• Exercise directions: Your task is to reproduce the material exactly.

[Data entries]
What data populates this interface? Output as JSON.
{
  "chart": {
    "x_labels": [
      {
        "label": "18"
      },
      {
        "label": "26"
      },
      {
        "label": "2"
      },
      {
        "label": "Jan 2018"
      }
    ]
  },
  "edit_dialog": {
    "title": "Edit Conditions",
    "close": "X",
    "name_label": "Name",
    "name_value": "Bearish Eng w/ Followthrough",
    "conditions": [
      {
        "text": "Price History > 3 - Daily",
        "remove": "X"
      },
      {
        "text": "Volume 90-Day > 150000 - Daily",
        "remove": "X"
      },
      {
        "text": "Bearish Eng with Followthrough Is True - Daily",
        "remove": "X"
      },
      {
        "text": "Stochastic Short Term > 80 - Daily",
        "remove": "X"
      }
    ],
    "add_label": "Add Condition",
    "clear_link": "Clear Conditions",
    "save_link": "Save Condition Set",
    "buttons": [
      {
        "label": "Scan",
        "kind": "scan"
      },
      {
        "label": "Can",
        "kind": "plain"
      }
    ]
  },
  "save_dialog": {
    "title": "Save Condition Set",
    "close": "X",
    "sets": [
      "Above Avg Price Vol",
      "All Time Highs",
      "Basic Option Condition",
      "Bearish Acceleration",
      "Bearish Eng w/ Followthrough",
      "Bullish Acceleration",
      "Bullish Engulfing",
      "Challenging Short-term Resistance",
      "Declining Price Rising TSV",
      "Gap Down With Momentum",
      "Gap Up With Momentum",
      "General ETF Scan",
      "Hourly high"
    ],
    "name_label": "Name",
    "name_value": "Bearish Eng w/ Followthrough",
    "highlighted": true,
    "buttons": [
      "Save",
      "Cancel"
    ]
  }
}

• Task output:
What data populates this interface? Output as JSON.
{
  "chart": {
    "x_labels": [
      {
        "label": "18"
      },
      {
        "label": "26"
      },
      {
        "label": "2"
      },
      {
        "label": "Jan 2018"
      }
    ]
  },
  "edit_dialog": {
    "title": "Edit Conditions",
    "close": "X",
    "name_label": "Name",
    "name_value": "Bearish Eng w/ Followthrough",
    "conditions": [
      {
        "text": "Price History > 3 - Daily",
        "remove": "X"
      },
      {
        "text": "Volume 90-Day > 150000 - Daily",
        "remove": "X"
      },
      {
        "text": "Bearish Eng with Followthrough Is True - Daily",
        "remove": "X"
      },
      {
        "text": "Stochastic Short Term > 80 - Daily",
        "remove": "X"
      }
    ],
    "add_label": "Add Condition",
    "clear_link": "Clear Conditions",
    "save_link": "Save Condition Set",
    "buttons": [
      {
        "label": "Scan",
        "kind": "scan"
      },
      {
        "label": "Can",
        "kind": "plain"
      }
    ]
  },
  "save_dialog": {
    "title": "Save Condition Set",
    "close": "X",
    "sets": [
      "Above Avg Price Vol",
      "All Time Highs",
      "Basic Option Condition",
      "Bearish Acceleration",
      "Bearish Eng w/ Followthrough",
      "Bullish Acceleration",
      "Bullish Engulfing",
      "Challenging Short-term Resistance",
      "Declining Price Rising TSV",
      "Gap Down With Momentum",
      "Gap Up With Momentum",
      "General ETF Scan",
      "Hourly high"
    ],
    "name_label": "Name",
    "name_value": "Bearish Eng w/ Followthrough",
    "highlighted": true,
    "buttons": [
      "Save",
      "Cancel"
    ]
  }
}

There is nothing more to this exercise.